(What to produce) Return exactly the span of lines that opens with the line containing "Read out every word on this page." and closes with the last line of the data, inclusive.
--- Start of Material provided ---
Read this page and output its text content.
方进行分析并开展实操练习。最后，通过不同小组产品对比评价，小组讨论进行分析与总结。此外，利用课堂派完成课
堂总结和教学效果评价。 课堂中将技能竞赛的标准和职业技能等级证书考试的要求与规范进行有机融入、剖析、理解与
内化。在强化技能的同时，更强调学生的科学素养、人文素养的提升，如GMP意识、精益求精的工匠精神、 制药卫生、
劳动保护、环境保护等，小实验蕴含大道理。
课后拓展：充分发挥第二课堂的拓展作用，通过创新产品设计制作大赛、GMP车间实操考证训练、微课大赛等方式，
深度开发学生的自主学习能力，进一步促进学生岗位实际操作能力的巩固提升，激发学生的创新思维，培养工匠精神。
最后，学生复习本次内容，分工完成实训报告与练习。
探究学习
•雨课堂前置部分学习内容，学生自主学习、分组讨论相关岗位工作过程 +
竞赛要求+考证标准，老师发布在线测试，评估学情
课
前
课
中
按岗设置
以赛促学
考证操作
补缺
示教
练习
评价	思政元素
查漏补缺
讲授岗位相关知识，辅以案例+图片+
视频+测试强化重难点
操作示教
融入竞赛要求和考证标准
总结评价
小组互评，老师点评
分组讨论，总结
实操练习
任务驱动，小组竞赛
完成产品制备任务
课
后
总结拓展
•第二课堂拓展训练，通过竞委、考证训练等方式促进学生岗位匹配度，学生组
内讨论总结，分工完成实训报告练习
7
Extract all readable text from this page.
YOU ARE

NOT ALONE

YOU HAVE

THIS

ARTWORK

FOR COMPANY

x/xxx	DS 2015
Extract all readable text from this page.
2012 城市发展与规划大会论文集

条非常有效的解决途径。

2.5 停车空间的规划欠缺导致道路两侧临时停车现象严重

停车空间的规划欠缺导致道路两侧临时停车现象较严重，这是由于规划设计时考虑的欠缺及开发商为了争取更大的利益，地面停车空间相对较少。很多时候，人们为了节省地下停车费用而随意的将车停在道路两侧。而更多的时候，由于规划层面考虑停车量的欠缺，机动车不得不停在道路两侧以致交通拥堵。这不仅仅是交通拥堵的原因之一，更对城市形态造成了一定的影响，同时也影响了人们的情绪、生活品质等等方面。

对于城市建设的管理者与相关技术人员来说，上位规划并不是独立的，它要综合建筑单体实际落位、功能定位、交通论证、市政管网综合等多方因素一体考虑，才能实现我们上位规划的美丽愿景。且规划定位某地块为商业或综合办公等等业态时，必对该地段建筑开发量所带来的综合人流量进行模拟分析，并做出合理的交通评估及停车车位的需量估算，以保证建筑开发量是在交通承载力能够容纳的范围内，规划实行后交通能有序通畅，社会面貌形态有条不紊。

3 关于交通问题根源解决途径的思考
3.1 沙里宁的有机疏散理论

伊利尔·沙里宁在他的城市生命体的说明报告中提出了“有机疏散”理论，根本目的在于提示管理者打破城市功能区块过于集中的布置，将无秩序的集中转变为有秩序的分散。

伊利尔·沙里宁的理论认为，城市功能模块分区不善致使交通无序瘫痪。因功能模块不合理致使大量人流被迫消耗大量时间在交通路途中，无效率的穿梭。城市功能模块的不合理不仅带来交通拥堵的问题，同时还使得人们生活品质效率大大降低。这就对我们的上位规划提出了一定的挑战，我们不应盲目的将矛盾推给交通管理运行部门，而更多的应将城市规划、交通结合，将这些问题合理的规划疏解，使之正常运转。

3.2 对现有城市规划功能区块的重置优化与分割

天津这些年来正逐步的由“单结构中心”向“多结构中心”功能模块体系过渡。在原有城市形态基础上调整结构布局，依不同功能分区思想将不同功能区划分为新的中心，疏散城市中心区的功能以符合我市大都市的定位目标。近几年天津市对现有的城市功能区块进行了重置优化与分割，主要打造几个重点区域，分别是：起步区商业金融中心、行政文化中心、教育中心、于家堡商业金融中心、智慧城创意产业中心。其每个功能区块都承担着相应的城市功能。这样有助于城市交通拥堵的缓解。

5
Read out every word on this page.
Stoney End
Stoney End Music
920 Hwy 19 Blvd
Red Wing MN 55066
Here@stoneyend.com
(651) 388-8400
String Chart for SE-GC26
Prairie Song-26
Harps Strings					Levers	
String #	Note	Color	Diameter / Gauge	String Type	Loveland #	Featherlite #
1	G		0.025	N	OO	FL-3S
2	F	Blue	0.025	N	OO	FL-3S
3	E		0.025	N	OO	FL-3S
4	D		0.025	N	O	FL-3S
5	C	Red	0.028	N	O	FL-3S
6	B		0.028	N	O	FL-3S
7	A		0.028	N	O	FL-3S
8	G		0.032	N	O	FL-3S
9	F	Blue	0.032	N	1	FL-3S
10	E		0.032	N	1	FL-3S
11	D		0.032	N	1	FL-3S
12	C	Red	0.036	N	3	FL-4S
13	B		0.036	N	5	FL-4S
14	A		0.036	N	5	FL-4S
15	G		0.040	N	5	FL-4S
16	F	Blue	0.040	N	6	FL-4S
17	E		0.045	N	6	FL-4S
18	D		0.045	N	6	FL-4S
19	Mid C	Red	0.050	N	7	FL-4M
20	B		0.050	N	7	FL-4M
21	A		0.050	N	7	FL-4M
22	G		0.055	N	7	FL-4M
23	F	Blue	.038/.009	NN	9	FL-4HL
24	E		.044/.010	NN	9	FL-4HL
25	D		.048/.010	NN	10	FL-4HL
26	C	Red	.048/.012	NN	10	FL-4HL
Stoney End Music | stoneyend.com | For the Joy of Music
--- End of Material provided ---
(Final answer)
Read out every word on this page.
Stoney End
Stoney End Music
920 Hwy 19 Blvd
Red Wing MN 55066
Here@stoneyend.com
(651) 388-8400
String Chart for SE-GC26
Prairie Song-26
Harps Strings					Levers	
String #	Note	Color	Diameter / Gauge	String Type	Loveland #	Featherlite #
1	G		0.025	N	OO	FL-3S
2	F	Blue	0.025	N	OO	FL-3S
3	E		0.025	N	OO	FL-3S
4	D		0.025	N	O	FL-3S
5	C	Red	0.028	N	O	FL-3S
6	B		0.028	N	O	FL-3S
7	A		0.028	N	O	FL-3S
8	G		0.032	N	O	FL-3S
9	F	Blue	0.032	N	1	FL-3S
10	E		0.032	N	1	FL-3S
11	D		0.032	N	1	FL-3S
12	C	Red	0.036	N	3	FL-4S
13	B		0.036	N	5	FL-4S
14	A		0.036	N	5	FL-4S
15	G		0.040	N	5	FL-4S
16	F	Blue	0.040	N	6	FL-4S
17	E		0.045	N	6	FL-4S
18	D		0.045	N	6	FL-4S
19	Mid C	Red	0.050	N	7	FL-4M
20	B		0.050	N	7	FL-4M
21	A		0.050	N	7	FL-4M
22	G		0.055	N	7	FL-4M
23	F	Blue	.038/.009	NN	9	FL-4HL
24	E		.044/.010	NN	9	FL-4HL
25	D		.048/.010	NN	10	FL-4HL
26	C	Red	.048/.012	NN	10	FL-4HL
Stoney End Music | stoneyend.com | For the Joy of Music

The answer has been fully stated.